● **YOUR TASK**:
Retype the material without any changes, starting at its first line and ending with the line containing "play-icon[interactable] xyxy=(229,590,238,600)", including that line.
-*-*-
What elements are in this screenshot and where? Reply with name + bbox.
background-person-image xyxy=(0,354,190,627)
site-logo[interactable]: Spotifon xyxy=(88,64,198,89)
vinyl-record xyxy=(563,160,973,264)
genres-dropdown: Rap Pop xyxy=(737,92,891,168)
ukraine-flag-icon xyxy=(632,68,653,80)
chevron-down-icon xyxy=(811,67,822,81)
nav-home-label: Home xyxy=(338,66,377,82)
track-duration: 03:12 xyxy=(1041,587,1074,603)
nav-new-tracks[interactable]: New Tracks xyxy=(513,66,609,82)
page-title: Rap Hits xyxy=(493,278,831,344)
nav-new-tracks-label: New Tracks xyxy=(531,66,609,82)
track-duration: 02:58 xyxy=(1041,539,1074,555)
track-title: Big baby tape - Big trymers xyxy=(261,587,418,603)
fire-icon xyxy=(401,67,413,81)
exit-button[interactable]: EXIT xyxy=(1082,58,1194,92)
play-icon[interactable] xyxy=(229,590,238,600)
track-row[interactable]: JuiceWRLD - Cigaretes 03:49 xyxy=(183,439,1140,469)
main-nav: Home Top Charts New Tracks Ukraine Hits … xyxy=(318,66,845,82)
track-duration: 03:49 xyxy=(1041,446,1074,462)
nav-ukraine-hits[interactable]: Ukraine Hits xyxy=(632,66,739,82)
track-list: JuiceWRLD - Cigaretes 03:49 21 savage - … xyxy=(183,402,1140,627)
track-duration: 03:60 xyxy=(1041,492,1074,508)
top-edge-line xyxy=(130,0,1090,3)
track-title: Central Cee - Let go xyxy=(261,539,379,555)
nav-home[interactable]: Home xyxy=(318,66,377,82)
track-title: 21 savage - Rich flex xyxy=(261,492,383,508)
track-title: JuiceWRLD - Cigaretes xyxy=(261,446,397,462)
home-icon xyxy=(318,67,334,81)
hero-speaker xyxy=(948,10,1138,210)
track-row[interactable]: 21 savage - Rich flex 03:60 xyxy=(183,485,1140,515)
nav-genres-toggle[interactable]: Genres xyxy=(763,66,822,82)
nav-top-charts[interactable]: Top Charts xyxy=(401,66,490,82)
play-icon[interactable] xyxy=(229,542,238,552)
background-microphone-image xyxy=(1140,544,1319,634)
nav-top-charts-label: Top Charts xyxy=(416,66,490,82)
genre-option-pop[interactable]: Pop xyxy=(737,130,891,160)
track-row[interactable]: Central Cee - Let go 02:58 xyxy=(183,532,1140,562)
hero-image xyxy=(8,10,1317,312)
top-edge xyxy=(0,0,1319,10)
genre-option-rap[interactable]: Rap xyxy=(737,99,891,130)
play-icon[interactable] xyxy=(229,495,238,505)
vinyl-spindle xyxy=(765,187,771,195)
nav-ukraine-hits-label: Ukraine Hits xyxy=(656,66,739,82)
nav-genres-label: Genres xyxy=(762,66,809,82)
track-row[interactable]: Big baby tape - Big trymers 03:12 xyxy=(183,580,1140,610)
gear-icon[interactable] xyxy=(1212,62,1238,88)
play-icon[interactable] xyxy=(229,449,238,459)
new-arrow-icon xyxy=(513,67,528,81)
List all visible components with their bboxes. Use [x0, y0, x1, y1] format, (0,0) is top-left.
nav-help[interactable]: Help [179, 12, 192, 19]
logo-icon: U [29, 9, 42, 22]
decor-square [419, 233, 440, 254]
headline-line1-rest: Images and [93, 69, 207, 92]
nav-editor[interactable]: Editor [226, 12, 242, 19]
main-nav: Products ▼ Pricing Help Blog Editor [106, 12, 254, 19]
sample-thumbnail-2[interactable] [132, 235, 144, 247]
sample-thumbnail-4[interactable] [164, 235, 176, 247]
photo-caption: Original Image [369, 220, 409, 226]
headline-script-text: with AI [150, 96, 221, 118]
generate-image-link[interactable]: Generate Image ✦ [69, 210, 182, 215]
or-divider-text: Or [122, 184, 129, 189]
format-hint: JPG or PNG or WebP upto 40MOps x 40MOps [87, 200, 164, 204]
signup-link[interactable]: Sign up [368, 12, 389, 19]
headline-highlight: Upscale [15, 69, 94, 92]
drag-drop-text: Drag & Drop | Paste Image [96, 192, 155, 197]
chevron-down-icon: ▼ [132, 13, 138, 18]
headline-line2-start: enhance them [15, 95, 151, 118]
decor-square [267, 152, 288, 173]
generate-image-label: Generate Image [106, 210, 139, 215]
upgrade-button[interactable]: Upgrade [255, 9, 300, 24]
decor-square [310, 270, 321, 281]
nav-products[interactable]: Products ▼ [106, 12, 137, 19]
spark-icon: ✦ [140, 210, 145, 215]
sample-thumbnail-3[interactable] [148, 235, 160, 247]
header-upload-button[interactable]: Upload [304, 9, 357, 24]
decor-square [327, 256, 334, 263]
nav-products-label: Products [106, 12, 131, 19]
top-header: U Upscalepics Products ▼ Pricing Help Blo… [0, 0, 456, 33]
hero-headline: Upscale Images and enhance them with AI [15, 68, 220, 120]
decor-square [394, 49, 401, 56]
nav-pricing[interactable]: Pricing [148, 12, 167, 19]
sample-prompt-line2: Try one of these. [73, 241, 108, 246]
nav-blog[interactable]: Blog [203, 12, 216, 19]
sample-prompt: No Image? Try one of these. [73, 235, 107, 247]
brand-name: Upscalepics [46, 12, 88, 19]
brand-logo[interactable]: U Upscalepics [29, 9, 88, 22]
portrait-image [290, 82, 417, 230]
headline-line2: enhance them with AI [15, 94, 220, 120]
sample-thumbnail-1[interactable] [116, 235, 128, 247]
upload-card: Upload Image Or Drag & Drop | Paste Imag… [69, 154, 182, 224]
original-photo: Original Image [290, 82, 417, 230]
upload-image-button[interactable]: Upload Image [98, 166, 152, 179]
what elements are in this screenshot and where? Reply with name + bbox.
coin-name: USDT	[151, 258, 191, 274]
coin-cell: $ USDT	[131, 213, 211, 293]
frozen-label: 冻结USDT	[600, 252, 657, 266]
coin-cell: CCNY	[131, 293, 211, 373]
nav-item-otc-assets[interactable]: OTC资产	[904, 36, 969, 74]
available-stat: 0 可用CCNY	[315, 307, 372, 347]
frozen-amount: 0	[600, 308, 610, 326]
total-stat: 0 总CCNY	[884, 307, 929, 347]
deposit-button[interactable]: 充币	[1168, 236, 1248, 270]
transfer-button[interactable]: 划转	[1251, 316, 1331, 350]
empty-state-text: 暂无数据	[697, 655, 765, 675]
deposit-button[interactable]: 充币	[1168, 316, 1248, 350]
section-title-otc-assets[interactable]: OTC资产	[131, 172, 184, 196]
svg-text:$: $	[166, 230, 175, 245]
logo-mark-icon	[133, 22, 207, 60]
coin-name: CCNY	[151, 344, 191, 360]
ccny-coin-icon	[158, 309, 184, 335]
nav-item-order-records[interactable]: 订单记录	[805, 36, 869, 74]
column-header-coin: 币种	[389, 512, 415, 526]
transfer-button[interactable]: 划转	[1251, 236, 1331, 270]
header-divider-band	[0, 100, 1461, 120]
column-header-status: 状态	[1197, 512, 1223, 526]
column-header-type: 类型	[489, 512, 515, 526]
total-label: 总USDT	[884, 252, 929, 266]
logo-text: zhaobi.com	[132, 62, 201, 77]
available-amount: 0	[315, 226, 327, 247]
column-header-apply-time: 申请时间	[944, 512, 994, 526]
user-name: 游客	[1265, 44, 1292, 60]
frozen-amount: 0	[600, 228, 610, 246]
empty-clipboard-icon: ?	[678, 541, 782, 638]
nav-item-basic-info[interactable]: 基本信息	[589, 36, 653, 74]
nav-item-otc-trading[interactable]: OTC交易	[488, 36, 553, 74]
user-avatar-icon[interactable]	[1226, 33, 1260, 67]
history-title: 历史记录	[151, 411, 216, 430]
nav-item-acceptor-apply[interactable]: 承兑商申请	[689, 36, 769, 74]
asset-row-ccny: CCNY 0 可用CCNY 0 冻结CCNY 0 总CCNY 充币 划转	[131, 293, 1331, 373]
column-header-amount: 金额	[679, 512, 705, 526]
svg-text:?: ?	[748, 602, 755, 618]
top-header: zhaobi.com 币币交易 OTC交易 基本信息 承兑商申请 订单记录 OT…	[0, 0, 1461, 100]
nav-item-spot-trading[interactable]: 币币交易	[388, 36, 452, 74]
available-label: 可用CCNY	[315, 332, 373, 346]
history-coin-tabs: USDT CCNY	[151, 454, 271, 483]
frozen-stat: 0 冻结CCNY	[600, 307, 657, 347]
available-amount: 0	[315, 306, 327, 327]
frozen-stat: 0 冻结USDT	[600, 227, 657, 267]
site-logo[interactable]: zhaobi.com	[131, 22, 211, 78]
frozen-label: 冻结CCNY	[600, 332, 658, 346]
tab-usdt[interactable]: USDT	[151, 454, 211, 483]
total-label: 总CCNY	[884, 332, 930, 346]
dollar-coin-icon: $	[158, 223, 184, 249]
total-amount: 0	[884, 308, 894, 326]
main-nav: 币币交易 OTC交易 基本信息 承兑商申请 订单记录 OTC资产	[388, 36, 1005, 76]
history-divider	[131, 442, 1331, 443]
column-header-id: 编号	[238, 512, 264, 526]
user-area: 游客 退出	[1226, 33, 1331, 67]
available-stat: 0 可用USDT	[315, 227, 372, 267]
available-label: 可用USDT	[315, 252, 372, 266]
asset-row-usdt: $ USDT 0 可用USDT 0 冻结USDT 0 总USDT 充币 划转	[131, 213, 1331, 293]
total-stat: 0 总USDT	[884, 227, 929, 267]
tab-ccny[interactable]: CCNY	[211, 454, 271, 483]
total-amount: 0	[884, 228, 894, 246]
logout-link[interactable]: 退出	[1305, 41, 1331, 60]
-*-*-
● **SOLUTION**:
What elements are in this screenshot and where? Reply with name + bbox.
background-person-image xyxy=(0,354,190,627)
site-logo[interactable]: Spotifon xyxy=(88,64,198,89)
vinyl-record xyxy=(563,160,973,264)
genres-dropdown: Rap Pop xyxy=(737,92,891,168)
ukraine-flag-icon xyxy=(632,68,653,80)
chevron-down-icon xyxy=(811,67,822,81)
nav-home-label: Home xyxy=(338,66,377,82)
track-duration: 03:12 xyxy=(1041,587,1074,603)
nav-new-tracks[interactable]: New Tracks xyxy=(513,66,609,82)
page-title: Rap Hits xyxy=(493,278,831,344)
nav-new-tracks-label: New Tracks xyxy=(531,66,609,82)
track-duration: 02:58 xyxy=(1041,539,1074,555)
track-title: Big baby tape - Big trymers xyxy=(261,587,418,603)
fire-icon xyxy=(401,67,413,81)
exit-button[interactable]: EXIT xyxy=(1082,58,1194,92)
play-icon[interactable] xyxy=(229,590,238,600)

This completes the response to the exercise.